STATED PROBLEM. Print all the data, keeping every line exactly as it is.

WORKING DATA.

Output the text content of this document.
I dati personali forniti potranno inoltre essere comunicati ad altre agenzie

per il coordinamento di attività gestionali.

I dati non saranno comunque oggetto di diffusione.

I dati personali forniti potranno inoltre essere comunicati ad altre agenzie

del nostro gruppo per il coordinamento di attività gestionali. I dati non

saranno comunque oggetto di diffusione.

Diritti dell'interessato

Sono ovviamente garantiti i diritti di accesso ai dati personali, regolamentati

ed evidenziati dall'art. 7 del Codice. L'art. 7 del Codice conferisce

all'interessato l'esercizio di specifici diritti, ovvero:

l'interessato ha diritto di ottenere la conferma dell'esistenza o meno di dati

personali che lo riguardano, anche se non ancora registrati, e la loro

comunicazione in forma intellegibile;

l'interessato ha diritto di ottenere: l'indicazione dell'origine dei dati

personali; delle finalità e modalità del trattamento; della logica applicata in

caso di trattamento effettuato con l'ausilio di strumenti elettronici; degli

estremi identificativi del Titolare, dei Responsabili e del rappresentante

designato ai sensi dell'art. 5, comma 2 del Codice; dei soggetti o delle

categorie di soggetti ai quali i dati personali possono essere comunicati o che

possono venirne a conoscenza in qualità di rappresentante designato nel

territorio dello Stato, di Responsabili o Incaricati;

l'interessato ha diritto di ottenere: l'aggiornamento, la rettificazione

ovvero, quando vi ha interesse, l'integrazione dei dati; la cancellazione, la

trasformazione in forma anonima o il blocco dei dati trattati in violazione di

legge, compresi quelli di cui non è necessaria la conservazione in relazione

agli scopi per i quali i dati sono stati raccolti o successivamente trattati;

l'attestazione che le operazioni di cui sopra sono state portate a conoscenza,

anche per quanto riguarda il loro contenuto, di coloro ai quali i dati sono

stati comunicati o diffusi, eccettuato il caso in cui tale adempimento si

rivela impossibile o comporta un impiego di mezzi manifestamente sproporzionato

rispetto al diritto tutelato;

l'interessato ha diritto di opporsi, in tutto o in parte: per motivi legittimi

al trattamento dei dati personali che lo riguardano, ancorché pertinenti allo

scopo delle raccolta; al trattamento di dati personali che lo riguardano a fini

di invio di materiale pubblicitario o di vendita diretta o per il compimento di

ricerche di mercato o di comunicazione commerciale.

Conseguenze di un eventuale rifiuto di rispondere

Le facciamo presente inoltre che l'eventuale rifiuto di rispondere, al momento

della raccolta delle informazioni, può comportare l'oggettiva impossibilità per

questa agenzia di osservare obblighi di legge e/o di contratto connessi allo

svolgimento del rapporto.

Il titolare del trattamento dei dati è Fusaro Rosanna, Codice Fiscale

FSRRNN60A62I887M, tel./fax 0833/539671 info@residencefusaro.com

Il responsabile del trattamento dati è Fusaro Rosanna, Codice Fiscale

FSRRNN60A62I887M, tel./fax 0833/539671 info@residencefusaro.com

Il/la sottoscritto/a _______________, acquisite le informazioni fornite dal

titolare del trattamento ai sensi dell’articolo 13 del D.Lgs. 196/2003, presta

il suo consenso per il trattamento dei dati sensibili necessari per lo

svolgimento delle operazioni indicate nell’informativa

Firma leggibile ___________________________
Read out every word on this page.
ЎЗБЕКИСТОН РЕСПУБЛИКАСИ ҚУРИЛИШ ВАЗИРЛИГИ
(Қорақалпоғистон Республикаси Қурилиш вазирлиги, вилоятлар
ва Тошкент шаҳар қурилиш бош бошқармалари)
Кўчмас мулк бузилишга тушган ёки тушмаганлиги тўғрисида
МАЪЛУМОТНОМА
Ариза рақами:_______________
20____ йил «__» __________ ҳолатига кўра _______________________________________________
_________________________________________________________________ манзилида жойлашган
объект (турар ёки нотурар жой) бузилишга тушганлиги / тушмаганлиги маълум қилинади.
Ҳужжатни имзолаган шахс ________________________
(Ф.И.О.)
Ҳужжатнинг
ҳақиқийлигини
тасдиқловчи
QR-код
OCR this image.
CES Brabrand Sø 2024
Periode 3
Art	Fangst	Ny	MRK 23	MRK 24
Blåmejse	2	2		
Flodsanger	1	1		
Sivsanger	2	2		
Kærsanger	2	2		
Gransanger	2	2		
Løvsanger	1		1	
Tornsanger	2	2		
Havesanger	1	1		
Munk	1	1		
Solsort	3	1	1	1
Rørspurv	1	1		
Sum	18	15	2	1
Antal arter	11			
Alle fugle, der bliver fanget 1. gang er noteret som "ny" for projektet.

EXERCISE ANSWER.
Output the text content of this document.
I dati personali forniti potranno inoltre essere comunicati ad altre agenzie

per il coordinamento di attività gestionali.

I dati non saranno comunque oggetto di diffusione.

I dati personali forniti potranno inoltre essere comunicati ad altre agenzie

del nostro gruppo per il coordinamento di attività gestionali. I dati non

saranno comunque oggetto di diffusione.

Diritti dell'interessato

Sono ovviamente garantiti i diritti di accesso ai dati personali, regolamentati

ed evidenziati dall'art. 7 del Codice. L'art. 7 del Codice conferisce

all'interessato l'esercizio di specifici diritti, ovvero:

l'interessato ha diritto di ottenere la conferma dell'esistenza o meno di dati

personali che lo riguardano, anche se non ancora registrati, e la loro

comunicazione in forma intellegibile;

l'interessato ha diritto di ottenere: l'indicazione dell'origine dei dati

personali; delle finalità e modalità del trattamento; della logica applicata in

caso di trattamento effettuato con l'ausilio di strumenti elettronici; degli

estremi identificativi del Titolare, dei Responsabili e del rappresentante

designato ai sensi dell'art. 5, comma 2 del Codice; dei soggetti o delle

categorie di soggetti ai quali i dati personali possono essere comunicati o che

possono venirne a conoscenza in qualità di rappresentante designato nel

territorio dello Stato, di Responsabili o Incaricati;

l'interessato ha diritto di ottenere: l'aggiornamento, la rettificazione

ovvero, quando vi ha interesse, l'integrazione dei dati; la cancellazione, la

trasformazione in forma anonima o il blocco dei dati trattati in violazione di

legge, compresi quelli di cui non è necessaria la conservazione in relazione

agli scopi per i quali i dati sono stati raccolti o successivamente trattati;

l'attestazione che le operazioni di cui sopra sono state portate a conoscenza,

anche per quanto riguarda il loro contenuto, di coloro ai quali i dati sono

stati comunicati o diffusi, eccettuato il caso in cui tale adempimento si

rivela impossibile o comporta un impiego di mezzi manifestamente sproporzionato

rispetto al diritto tutelato;

l'interessato ha diritto di opporsi, in tutto o in parte: per motivi legittimi

al trattamento dei dati personali che lo riguardano, ancorché pertinenti allo

scopo delle raccolta; al trattamento di dati personali che lo riguardano a fini

di invio di materiale pubblicitario o di vendita diretta o per il compimento di

ricerche di mercato o di comunicazione commerciale.

Conseguenze di un eventuale rifiuto di rispondere

Le facciamo presente inoltre che l'eventuale rifiuto di rispondere, al momento

della raccolta delle informazioni, può comportare l'oggettiva impossibilità per

questa agenzia di osservare obblighi di legge e/o di contratto connessi allo

svolgimento del rapporto.

Il titolare del trattamento dei dati è Fusaro Rosanna, Codice Fiscale

FSRRNN60A62I887M, tel./fax 0833/539671 info@residencefusaro.com

Il responsabile del trattamento dati è Fusaro Rosanna, Codice Fiscale

FSRRNN60A62I887M, tel./fax 0833/539671 info@residencefusaro.com

Il/la sottoscritto/a _______________, acquisite le informazioni fornite dal

titolare del trattamento ai sensi dell’articolo 13 del D.Lgs. 196/2003, presta

il suo consenso per il trattamento dei dati sensibili necessari per lo

svolgimento delle operazioni indicate nell’informativa

Firma leggibile ___________________________
Read out every word on this page.
ЎЗБЕКИСТОН РЕСПУБЛИКАСИ ҚУРИЛИШ ВАЗИРЛИГИ
(Қорақалпоғистон Республикаси Қурилиш вазирлиги, вилоятлар
ва Тошкент шаҳар қурилиш бош бошқармалари)
Кўчмас мулк бузилишга тушган ёки тушмаганлиги тўғрисида
МАЪЛУМОТНОМА
Ариза рақами:_______________
20____ йил «__» __________ ҳолатига кўра _______________________________________________
_________________________________________________________________ манзилида жойлашган
объект (турар ёки нотурар жой) бузилишга тушганлиги / тушмаганлиги маълум қилинади.
Ҳужжатни имзолаган шахс ________________________
(Ф.И.О.)
Ҳужжатнинг
ҳақиқийлигини
тасдиқловчи
QR-код
OCR this image.
CES Brabrand Sø 2024
Periode 3
Art	Fangst	Ny	MRK 23	MRK 24
Blåmejse	2	2		
Flodsanger	1	1		
Sivsanger	2	2		
Kærsanger	2	2		
Gransanger	2	2		
Løvsanger	1		1	
Tornsanger	2	2		
Havesanger	1	1		
Munk	1	1		
Solsort	3	1	1	1
Rørspurv	1	1		
Sum	18	15	2	1
Antal arter	11			
Alle fugle, der bliver fanget 1. gang er noteret som "ny" for projektet.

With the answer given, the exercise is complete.